**AIM**
Retype the data that follows line by line, exactly, and leave its pictures out.

-- START OF DATA EXTRACT --

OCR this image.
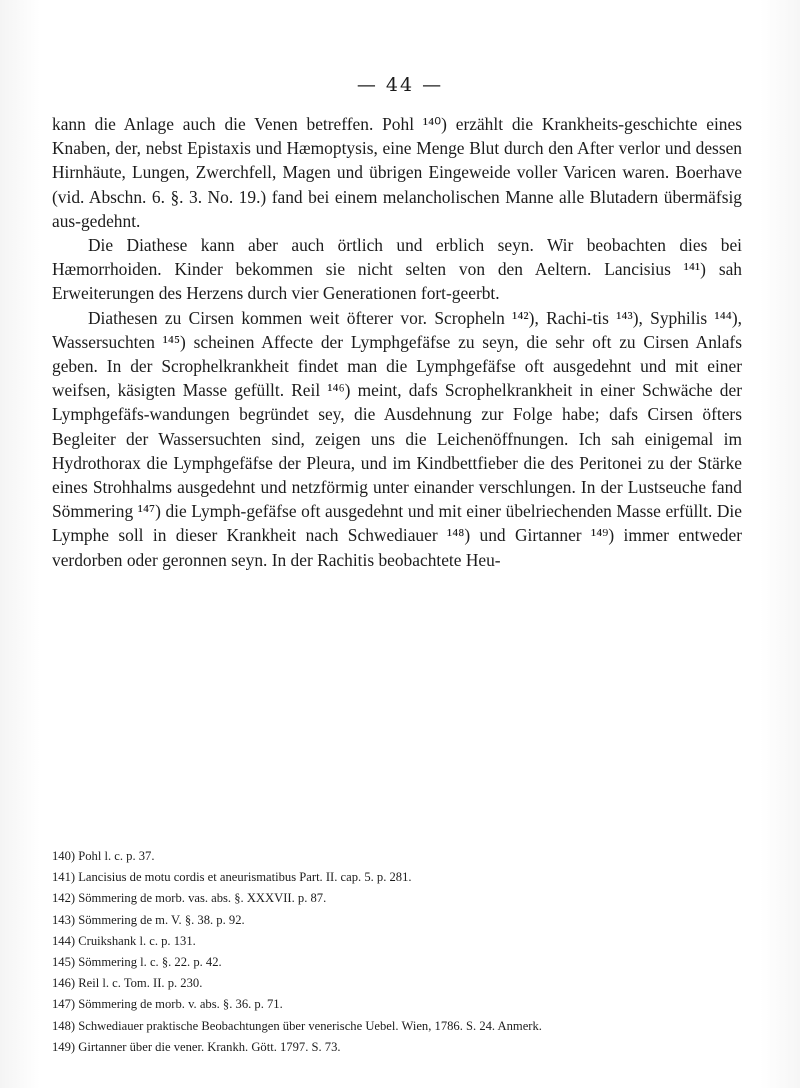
— 44 —

kann die Anlage auch die Venen betreffen. Pohl ¹⁴⁰) erzählt die Krankheits-geschichte eines Knaben, der, nebst Epistaxis und Hæmoptysis, eine Menge Blut durch den After verlor und dessen Hirnhäute, Lungen, Zwerchfell, Magen und übrigen Eingeweide voller Varicen waren. Boerhave (vid. Abschn. 6. §. 3. No. 19.) fand bei einem melancholischen Manne alle Blutadern übermäfsig aus-gedehnt.

Die Diathese kann aber auch örtlich und erblich seyn. Wir beobachten dies bei Hæmorrhoiden. Kinder bekommen sie nicht selten von den Aeltern. Lancisius ¹⁴¹) sah Erweiterungen des Herzens durch vier Generationen fort-geerbt.

Diathesen zu Cirsen kommen weit öfterer vor. Scropheln ¹⁴²), Rachi-tis ¹⁴³), Syphilis ¹⁴⁴), Wassersuchten ¹⁴⁵) scheinen Affecte der Lymphgefäfse zu seyn, die sehr oft zu Cirsen Anlafs geben. In der Scrophelkrankheit findet man die Lymphgefäfse oft ausgedehnt und mit einer weifsen, käsigten Masse gefüllt. Reil ¹⁴⁶) meint, dafs Scrophelkrankheit in einer Schwäche der Lymphgefäfs-wandungen begründet sey, die Ausdehnung zur Folge habe; dafs Cirsen öfters Begleiter der Wassersuchten sind, zeigen uns die Leichenöffnungen. Ich sah einigemal im Hydrothorax die Lymphgefäfse der Pleura, und im Kindbettfieber die des Peritonei zu der Stärke eines Strohhalms ausgedehnt und netzförmig unter einander verschlungen. In der Lustseuche fand Sömmering ¹⁴⁷) die Lymph-gefäfse oft ausgedehnt und mit einer übelriechenden Masse erfüllt. Die Lymphe soll in dieser Krankheit nach Schwediauer ¹⁴⁸) und Girtanner ¹⁴⁹) immer entweder verdorben oder geronnen seyn. In der Rachitis beobachtete Heu-

140) Pohl l. c. p. 37.
141) Lancisius de motu cordis et aneurismatibus Part. II. cap. 5. p. 281.
142) Sömmering de morb. vas. abs. §. XXXVII. p. 87.
143) Sömmering de m. V. §. 38. p. 92.
144) Cruikshank l. c. p. 131.
145) Sömmering l. c. §. 22. p. 42.
146) Reil l. c. Tom. II. p. 230.
147) Sömmering de morb. v. abs. §. 36. p. 71.
148) Schwediauer praktische Beobachtungen über venerische Uebel. Wien, 1786. S. 24. Anmerk.
149) Girtanner über die vener. Krankh. Gött. 1797. S. 73.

-- END OF DATA EXTRACT --

**RESULT FOR THIS TASK**
OCR this image.
— 44 —

kann die Anlage auch die Venen betreffen. Pohl ¹⁴⁰) erzählt die Krankheits-geschichte eines Knaben, der, nebst Epistaxis und Hæmoptysis, eine Menge Blut durch den After verlor und dessen Hirnhäute, Lungen, Zwerchfell, Magen und übrigen Eingeweide voller Varicen waren. Boerhave (vid. Abschn. 6. §. 3. No. 19.) fand bei einem melancholischen Manne alle Blutadern übermäfsig aus-gedehnt.

Die Diathese kann aber auch örtlich und erblich seyn. Wir beobachten dies bei Hæmorrhoiden. Kinder bekommen sie nicht selten von den Aeltern. Lancisius ¹⁴¹) sah Erweiterungen des Herzens durch vier Generationen fort-geerbt.

Diathesen zu Cirsen kommen weit öfterer vor. Scropheln ¹⁴²), Rachi-tis ¹⁴³), Syphilis ¹⁴⁴), Wassersuchten ¹⁴⁵) scheinen Affecte der Lymphgefäfse zu seyn, die sehr oft zu Cirsen Anlafs geben. In der Scrophelkrankheit findet man die Lymphgefäfse oft ausgedehnt und mit einer weifsen, käsigten Masse gefüllt. Reil ¹⁴⁶) meint, dafs Scrophelkrankheit in einer Schwäche der Lymphgefäfs-wandungen begründet sey, die Ausdehnung zur Folge habe; dafs Cirsen öfters Begleiter der Wassersuchten sind, zeigen uns die Leichenöffnungen. Ich sah einigemal im Hydrothorax die Lymphgefäfse der Pleura, und im Kindbettfieber die des Peritonei zu der Stärke eines Strohhalms ausgedehnt und netzförmig unter einander verschlungen. In der Lustseuche fand Sömmering ¹⁴⁷) die Lymph-gefäfse oft ausgedehnt und mit einer übelriechenden Masse erfüllt. Die Lymphe soll in dieser Krankheit nach Schwediauer ¹⁴⁸) und Girtanner ¹⁴⁹) immer entweder verdorben oder geronnen seyn. In der Rachitis beobachtete Heu-

140) Pohl l. c. p. 37.
141) Lancisius de motu cordis et aneurismatibus Part. II. cap. 5. p. 281.
142) Sömmering de morb. vas. abs. §. XXXVII. p. 87.
143) Sömmering de m. V. §. 38. p. 92.
144) Cruikshank l. c. p. 131.
145) Sömmering l. c. §. 22. p. 42.
146) Reil l. c. Tom. II. p. 230.
147) Sömmering de morb. v. abs. §. 36. p. 71.
148) Schwediauer praktische Beobachtungen über venerische Uebel. Wien, 1786. S. 24. Anmerk.
149) Girtanner über die vener. Krankh. Gött. 1797. S. 73.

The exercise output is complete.